Collected data
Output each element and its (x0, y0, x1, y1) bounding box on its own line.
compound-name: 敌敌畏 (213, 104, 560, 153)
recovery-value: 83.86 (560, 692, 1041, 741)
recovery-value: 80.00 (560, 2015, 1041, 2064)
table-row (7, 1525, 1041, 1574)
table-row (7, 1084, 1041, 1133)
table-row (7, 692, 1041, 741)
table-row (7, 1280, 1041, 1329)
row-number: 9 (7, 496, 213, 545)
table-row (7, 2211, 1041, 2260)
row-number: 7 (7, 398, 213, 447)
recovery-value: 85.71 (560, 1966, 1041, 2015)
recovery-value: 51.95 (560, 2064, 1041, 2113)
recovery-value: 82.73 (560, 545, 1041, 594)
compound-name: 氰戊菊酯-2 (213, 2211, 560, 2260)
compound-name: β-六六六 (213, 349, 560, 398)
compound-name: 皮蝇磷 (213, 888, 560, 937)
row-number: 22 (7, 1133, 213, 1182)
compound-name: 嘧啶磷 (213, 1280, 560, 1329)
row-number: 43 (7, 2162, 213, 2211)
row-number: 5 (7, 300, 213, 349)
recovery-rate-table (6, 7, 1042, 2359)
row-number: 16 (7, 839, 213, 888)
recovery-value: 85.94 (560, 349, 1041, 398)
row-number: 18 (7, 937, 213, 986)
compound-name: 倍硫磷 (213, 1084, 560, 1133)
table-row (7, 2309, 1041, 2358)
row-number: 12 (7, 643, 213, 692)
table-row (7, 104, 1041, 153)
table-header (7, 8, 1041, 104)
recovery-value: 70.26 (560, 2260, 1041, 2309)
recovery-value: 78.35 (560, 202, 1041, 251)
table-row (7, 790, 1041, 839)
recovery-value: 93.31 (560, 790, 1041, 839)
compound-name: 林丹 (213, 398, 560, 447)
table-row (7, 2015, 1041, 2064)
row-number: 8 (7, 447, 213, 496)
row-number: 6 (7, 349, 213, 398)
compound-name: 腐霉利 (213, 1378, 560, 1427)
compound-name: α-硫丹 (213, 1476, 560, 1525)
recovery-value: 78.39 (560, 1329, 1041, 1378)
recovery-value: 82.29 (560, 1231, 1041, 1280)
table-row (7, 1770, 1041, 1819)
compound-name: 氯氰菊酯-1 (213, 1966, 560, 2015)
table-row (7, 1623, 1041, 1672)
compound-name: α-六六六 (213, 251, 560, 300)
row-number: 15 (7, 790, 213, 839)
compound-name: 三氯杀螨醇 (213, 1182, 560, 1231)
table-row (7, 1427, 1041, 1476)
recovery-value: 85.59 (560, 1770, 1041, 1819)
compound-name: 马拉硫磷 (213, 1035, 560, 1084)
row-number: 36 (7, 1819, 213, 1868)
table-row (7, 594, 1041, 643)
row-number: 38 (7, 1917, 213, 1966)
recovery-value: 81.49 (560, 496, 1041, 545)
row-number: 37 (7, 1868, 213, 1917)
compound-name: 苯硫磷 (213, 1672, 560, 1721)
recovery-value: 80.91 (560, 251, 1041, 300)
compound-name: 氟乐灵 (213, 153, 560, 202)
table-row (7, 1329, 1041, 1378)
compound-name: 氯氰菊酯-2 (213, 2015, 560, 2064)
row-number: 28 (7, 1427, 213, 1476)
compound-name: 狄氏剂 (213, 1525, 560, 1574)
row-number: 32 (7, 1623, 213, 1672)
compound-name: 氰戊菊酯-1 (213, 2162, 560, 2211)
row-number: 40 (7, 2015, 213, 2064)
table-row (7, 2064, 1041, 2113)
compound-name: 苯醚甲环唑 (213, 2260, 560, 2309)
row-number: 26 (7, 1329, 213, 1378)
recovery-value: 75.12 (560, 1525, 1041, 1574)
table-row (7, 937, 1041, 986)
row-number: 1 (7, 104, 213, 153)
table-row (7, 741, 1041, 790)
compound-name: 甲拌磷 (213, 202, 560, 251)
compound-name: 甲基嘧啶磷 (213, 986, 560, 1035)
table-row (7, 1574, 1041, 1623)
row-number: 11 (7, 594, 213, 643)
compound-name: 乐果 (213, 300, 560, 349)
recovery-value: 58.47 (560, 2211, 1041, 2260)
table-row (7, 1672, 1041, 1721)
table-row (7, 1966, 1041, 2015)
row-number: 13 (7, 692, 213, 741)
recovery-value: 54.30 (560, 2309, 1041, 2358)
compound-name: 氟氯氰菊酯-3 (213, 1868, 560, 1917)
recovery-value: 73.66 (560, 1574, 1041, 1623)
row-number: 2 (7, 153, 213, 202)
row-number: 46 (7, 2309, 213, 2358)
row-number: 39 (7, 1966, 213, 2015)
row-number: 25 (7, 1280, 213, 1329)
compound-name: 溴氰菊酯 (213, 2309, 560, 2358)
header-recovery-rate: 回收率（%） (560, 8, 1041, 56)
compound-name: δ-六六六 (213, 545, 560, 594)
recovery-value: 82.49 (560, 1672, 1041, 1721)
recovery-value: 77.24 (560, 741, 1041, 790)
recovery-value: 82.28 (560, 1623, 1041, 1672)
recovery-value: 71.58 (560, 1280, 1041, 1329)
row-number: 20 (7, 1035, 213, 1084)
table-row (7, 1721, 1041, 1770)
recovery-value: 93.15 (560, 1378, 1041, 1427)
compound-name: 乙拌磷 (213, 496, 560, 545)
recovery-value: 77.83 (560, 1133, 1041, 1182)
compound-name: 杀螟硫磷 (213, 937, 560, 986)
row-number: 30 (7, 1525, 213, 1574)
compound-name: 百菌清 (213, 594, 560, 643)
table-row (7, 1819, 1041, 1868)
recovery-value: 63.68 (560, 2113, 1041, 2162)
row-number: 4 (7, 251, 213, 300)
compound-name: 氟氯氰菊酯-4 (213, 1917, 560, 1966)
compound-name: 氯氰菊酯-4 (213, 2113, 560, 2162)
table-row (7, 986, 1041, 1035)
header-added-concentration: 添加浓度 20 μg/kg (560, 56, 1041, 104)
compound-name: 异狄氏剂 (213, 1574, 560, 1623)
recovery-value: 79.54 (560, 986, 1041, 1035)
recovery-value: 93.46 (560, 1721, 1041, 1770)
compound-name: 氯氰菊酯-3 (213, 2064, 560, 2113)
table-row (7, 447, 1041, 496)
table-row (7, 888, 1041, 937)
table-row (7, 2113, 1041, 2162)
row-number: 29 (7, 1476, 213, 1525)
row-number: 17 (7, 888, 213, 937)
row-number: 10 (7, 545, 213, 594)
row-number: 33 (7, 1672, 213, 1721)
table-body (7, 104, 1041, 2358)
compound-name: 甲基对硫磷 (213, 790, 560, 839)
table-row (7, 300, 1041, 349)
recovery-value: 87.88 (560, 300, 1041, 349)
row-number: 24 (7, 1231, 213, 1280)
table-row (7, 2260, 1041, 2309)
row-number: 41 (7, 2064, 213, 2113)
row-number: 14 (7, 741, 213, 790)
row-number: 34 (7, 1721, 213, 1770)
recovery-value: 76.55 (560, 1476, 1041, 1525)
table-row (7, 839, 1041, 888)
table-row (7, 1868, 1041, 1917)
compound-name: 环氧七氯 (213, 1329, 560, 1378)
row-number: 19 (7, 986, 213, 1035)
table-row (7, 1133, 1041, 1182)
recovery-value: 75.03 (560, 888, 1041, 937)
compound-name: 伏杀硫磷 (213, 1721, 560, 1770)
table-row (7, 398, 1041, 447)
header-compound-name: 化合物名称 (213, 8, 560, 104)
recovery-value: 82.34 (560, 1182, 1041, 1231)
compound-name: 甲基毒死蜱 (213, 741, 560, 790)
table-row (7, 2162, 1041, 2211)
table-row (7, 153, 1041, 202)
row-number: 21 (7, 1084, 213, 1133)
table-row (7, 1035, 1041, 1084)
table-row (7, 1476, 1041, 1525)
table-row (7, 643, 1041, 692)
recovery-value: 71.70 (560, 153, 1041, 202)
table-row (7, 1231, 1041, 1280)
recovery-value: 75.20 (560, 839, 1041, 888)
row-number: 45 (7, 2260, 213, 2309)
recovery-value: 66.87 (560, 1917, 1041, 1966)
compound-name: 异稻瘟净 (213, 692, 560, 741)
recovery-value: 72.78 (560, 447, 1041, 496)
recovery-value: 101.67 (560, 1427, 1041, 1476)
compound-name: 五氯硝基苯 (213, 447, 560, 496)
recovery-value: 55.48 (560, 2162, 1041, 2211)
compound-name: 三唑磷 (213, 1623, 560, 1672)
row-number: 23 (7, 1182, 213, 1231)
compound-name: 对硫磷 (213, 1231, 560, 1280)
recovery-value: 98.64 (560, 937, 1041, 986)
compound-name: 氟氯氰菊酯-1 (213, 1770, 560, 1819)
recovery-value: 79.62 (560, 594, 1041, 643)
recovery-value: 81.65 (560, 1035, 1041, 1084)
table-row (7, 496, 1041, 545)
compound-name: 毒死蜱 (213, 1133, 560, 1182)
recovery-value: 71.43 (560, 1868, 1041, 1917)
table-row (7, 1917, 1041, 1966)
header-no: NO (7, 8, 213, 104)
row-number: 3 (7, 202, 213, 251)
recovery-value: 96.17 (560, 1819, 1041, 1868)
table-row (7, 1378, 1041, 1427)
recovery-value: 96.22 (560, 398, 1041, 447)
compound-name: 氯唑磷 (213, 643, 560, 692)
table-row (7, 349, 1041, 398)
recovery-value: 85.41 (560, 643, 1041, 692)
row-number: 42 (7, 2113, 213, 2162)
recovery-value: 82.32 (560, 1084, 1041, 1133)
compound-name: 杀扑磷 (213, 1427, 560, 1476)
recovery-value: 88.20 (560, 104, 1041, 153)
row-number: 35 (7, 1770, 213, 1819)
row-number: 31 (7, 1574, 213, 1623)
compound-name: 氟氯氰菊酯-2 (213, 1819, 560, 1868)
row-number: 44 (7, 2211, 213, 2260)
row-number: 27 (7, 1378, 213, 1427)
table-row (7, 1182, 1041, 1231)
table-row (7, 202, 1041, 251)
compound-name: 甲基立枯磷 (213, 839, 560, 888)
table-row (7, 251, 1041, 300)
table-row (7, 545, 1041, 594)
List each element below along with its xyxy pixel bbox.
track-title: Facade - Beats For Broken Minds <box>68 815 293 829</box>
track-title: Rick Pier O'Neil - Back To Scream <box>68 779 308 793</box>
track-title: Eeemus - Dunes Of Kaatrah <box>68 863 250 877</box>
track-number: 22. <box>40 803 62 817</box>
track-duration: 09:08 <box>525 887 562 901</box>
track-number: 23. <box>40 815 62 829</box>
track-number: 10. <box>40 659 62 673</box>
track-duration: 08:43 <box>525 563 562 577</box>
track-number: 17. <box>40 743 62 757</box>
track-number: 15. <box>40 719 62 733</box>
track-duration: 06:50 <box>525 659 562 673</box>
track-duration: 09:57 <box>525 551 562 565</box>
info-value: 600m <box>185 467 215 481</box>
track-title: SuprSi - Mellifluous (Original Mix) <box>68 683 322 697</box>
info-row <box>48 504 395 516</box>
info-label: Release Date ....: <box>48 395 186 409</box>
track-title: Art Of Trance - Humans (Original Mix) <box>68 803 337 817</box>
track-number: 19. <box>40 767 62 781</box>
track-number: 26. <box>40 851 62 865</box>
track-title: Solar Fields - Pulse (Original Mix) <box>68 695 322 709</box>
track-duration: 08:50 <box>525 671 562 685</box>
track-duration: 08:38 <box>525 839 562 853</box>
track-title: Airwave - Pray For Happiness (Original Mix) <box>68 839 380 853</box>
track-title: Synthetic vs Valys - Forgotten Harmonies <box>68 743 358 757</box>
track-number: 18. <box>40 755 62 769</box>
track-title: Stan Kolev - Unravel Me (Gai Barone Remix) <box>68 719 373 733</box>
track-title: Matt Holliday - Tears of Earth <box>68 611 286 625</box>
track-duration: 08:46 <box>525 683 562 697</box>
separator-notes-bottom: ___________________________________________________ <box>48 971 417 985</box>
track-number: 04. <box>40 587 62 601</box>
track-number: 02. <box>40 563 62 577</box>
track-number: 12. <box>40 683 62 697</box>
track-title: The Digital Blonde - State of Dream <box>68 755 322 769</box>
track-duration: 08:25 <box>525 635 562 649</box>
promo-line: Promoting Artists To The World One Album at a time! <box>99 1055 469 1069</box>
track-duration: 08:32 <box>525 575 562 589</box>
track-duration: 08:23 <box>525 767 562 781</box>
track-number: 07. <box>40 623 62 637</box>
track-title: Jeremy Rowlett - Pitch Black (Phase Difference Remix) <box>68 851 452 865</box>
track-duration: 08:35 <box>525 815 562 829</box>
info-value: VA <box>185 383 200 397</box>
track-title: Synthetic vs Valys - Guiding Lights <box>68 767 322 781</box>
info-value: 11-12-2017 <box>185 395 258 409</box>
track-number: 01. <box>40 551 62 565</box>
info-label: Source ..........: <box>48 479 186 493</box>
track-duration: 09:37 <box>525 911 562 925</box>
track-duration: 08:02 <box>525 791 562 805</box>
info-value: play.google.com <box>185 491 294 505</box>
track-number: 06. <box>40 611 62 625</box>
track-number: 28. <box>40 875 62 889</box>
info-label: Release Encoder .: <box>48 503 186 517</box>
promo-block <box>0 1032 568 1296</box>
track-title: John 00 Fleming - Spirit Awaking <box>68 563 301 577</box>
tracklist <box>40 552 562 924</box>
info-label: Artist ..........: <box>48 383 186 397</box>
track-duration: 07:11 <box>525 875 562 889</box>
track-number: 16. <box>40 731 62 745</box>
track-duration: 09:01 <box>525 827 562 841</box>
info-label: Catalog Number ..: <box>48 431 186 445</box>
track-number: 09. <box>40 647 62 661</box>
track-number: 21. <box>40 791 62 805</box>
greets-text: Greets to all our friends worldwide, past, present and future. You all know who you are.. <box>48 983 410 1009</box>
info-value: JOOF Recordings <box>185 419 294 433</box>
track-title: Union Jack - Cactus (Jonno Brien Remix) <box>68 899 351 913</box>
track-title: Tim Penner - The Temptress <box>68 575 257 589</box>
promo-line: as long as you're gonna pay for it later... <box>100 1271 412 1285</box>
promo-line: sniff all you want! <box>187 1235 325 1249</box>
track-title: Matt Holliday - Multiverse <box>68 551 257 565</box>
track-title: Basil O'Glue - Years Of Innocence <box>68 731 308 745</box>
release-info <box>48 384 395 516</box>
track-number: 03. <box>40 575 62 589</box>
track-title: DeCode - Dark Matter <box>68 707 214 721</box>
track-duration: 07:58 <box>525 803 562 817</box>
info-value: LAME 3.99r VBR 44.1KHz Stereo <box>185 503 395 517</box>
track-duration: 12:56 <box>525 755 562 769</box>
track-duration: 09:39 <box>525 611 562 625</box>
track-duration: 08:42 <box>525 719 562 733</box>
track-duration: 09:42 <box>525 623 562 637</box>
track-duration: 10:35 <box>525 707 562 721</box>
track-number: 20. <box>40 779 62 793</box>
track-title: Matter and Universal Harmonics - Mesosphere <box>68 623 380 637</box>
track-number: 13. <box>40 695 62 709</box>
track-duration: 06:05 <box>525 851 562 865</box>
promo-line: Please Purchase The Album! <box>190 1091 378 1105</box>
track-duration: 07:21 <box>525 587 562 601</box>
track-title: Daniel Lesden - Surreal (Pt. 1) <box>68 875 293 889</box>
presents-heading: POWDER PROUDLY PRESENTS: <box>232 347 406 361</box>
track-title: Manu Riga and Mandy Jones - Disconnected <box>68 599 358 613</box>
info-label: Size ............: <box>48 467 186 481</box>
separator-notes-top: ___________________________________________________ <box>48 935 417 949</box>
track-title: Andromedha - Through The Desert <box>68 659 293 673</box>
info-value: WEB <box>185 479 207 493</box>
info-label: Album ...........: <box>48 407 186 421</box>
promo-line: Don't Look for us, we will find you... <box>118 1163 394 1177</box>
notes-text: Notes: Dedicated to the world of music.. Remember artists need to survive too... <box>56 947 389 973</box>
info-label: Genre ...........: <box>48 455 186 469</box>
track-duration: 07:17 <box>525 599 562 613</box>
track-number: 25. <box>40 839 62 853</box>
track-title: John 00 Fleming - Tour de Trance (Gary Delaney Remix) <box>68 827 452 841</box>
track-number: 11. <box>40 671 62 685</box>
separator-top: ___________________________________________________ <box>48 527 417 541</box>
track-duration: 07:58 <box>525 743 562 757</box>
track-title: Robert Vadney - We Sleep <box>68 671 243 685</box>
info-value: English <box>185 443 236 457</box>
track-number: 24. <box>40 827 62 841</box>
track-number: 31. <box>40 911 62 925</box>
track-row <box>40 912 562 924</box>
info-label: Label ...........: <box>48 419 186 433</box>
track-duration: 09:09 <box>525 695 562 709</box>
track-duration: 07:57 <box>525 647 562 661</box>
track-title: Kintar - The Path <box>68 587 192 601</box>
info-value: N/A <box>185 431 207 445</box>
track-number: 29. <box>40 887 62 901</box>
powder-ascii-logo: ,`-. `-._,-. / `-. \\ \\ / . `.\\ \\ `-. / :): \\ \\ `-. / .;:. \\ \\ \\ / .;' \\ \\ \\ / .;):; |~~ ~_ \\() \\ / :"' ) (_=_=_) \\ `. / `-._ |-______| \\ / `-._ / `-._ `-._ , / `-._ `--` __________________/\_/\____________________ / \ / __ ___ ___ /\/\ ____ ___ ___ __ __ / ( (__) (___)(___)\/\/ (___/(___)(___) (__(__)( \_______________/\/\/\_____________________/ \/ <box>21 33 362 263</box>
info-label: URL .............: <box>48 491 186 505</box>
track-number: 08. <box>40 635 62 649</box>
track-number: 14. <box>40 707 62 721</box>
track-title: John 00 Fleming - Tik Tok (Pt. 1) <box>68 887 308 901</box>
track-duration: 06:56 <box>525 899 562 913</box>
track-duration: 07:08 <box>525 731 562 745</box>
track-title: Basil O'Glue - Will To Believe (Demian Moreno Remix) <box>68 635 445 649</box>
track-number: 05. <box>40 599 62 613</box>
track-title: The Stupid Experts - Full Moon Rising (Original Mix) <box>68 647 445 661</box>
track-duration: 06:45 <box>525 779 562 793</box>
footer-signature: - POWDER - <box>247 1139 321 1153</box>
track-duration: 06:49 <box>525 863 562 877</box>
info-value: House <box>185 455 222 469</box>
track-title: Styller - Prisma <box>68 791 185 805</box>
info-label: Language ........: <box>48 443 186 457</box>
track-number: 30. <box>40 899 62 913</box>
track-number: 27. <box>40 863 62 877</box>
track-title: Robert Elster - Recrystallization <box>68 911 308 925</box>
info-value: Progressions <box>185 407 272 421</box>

◆ Written task ◆
Format the listing above as a numbered list, from its first line up to and including the line with "row-number: 43 (7, 2162, 213, 2211)". Leave out any blank lines.

◆ Result ◆
1. Output each element and its (x0, y0, x1, y1) bounding box on its own line.
2. compound-name: 敌敌畏 (213, 104, 560, 153)
3. recovery-value: 83.86 (560, 692, 1041, 741)
4. recovery-value: 80.00 (560, 2015, 1041, 2064)
5. table-row (7, 1525, 1041, 1574)
6. table-row (7, 1084, 1041, 1133)
7. table-row (7, 692, 1041, 741)
8. table-row (7, 1280, 1041, 1329)
9. row-number: 9 (7, 496, 213, 545)
10. table-row (7, 2211, 1041, 2260)
11. row-number: 7 (7, 398, 213, 447)
12. recovery-value: 85.71 (560, 1966, 1041, 2015)
13. recovery-value: 51.95 (560, 2064, 1041, 2113)
14. recovery-value: 82.73 (560, 545, 1041, 594)
15. compound-name: 氰戊菊酯-2 (213, 2211, 560, 2260)
16. compound-name: β-六六六 (213, 349, 560, 398)
17. compound-name: 皮蝇磷 (213, 888, 560, 937)
18. row-number: 22 (7, 1133, 213, 1182)
19. compound-name: 嘧啶磷 (213, 1280, 560, 1329)
20. row-number: 43 (7, 2162, 213, 2211)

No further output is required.